→ **AVAILABLE RECORDS**:

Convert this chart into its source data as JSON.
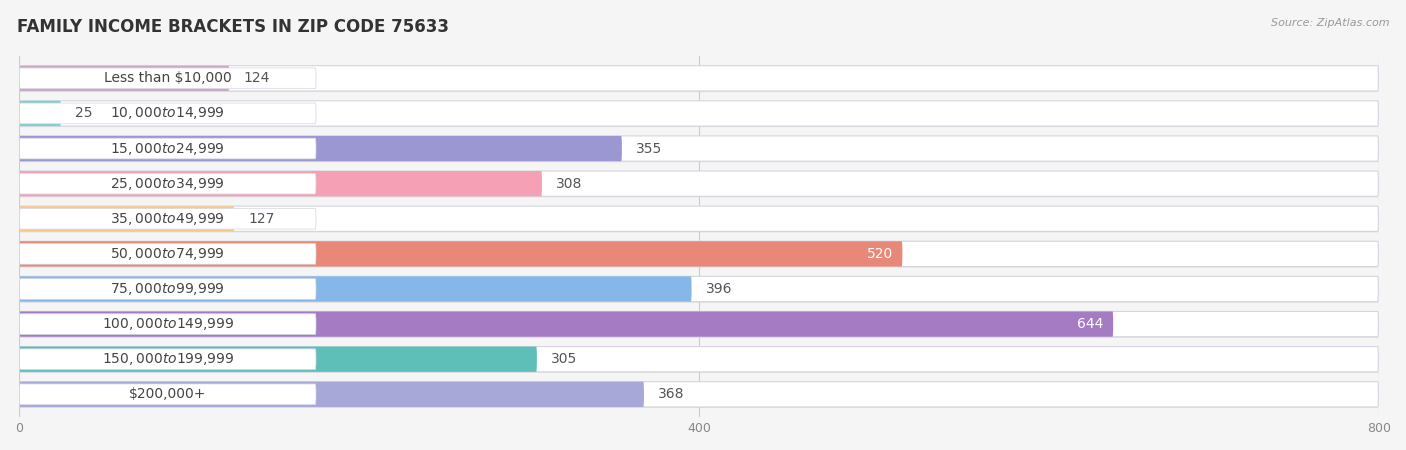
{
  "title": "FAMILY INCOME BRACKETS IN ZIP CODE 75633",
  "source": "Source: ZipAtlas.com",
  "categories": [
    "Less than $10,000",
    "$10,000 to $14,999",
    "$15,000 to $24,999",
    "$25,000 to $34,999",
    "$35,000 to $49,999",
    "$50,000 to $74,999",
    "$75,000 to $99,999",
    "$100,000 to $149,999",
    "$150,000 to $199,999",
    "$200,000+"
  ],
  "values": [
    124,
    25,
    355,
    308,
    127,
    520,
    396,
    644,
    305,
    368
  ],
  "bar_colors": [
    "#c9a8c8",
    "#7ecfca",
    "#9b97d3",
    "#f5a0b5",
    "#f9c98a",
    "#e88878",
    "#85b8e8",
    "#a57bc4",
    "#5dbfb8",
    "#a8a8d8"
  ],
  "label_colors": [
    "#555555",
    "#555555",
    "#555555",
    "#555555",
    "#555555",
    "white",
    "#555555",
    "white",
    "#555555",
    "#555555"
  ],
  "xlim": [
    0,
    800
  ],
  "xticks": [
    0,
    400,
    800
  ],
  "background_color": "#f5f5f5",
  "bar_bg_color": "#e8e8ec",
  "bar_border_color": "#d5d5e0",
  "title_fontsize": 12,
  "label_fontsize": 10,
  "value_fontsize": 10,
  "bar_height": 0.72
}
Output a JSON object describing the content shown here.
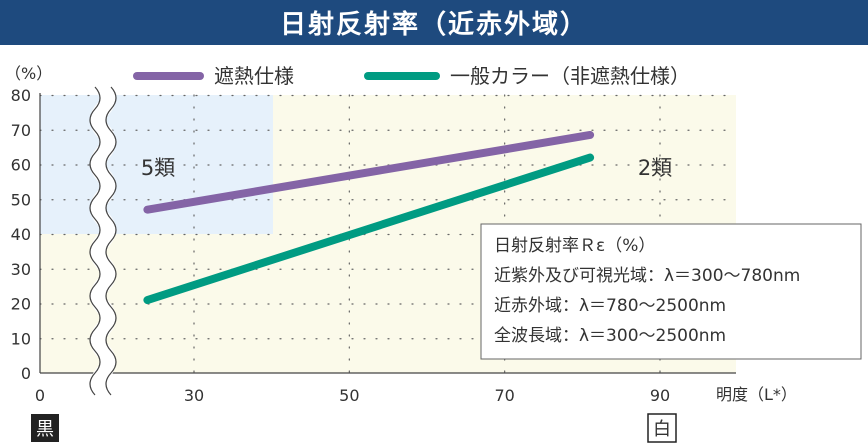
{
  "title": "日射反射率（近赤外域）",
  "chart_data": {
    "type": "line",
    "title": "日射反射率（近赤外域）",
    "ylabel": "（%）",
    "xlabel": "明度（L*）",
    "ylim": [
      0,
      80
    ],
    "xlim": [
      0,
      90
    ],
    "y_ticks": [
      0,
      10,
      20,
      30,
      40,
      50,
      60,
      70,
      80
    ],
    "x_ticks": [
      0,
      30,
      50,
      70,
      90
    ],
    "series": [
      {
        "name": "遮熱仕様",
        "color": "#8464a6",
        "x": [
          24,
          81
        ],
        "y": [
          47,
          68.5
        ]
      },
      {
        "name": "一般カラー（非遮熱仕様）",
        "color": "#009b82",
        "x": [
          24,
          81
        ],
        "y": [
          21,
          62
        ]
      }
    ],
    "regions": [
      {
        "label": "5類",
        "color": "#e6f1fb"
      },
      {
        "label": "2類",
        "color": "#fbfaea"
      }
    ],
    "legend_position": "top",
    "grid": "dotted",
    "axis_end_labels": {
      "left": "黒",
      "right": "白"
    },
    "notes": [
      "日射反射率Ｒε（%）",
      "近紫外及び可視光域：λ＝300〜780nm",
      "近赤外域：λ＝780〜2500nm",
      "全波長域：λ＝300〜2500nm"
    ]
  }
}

→ **GIVEN TASK**: Print out the whole of the material word for word, without pictures.

→ **RIGHT ANSWER**:
Convert this chart into its source data as JSON.
{
  "title": "FAMILY INCOME BRACKETS IN ZIP CODE 75633",
  "source": "Source: ZipAtlas.com",
  "categories": [
    "Less than $10,000",
    "$10,000 to $14,999",
    "$15,000 to $24,999",
    "$25,000 to $34,999",
    "$35,000 to $49,999",
    "$50,000 to $74,999",
    "$75,000 to $99,999",
    "$100,000 to $149,999",
    "$150,000 to $199,999",
    "$200,000+"
  ],
  "values": [
    124,
    25,
    355,
    308,
    127,
    520,
    396,
    644,
    305,
    368
  ],
  "bar_colors": [
    "#c9a8c8",
    "#7ecfca",
    "#9b97d3",
    "#f5a0b5",
    "#f9c98a",
    "#e88878",
    "#85b8e8",
    "#a57bc4",
    "#5dbfb8",
    "#a8a8d8"
  ],
  "label_colors": [
    "#555555",
    "#555555",
    "#555555",
    "#555555",
    "#555555",
    "white",
    "#555555",
    "white",
    "#555555",
    "#555555"
  ],
  "xlim": [
    0,
    800
  ],
  "xticks": [
    0,
    400,
    800
  ],
  "background_color": "#f5f5f5",
  "bar_bg_color": "#e8e8ec",
  "bar_border_color": "#d5d5e0",
  "title_fontsize": 12,
  "label_fontsize": 10,
  "value_fontsize": 10,
  "bar_height": 0.72
}
Output a JSON object describing the content shown here.
{
  "title": "日射反射率（近赤外域）",
  "chart_data": {
    "type": "line",
    "title": "日射反射率（近赤外域）",
    "ylabel": "（%）",
    "xlabel": "明度（L*）",
    "ylim": [
      0,
      80
    ],
    "xlim": [
      0,
      90
    ],
    "y_ticks": [
      0,
      10,
      20,
      30,
      40,
      50,
      60,
      70,
      80
    ],
    "x_ticks": [
      0,
      30,
      50,
      70,
      90
    ],
    "series": [
      {
        "name": "遮熱仕様",
        "color": "#8464a6",
        "x": [
          24,
          81
        ],
        "y": [
          47,
          68.5
        ]
      },
      {
        "name": "一般カラー（非遮熱仕様）",
        "color": "#009b82",
        "x": [
          24,
          81
        ],
        "y": [
          21,
          62
        ]
      }
    ],
    "regions": [
      {
        "label": "5類",
        "color": "#e6f1fb"
      },
      {
        "label": "2類",
        "color": "#fbfaea"
      }
    ],
    "legend_position": "top",
    "grid": "dotted",
    "axis_end_labels": {
      "left": "黒",
      "right": "白"
    },
    "notes": [
      "日射反射率Ｒε（%）",
      "近紫外及び可視光域：λ＝300〜780nm",
      "近赤外域：λ＝780〜2500nm",
      "全波長域：λ＝300〜2500nm"
    ]
  }
}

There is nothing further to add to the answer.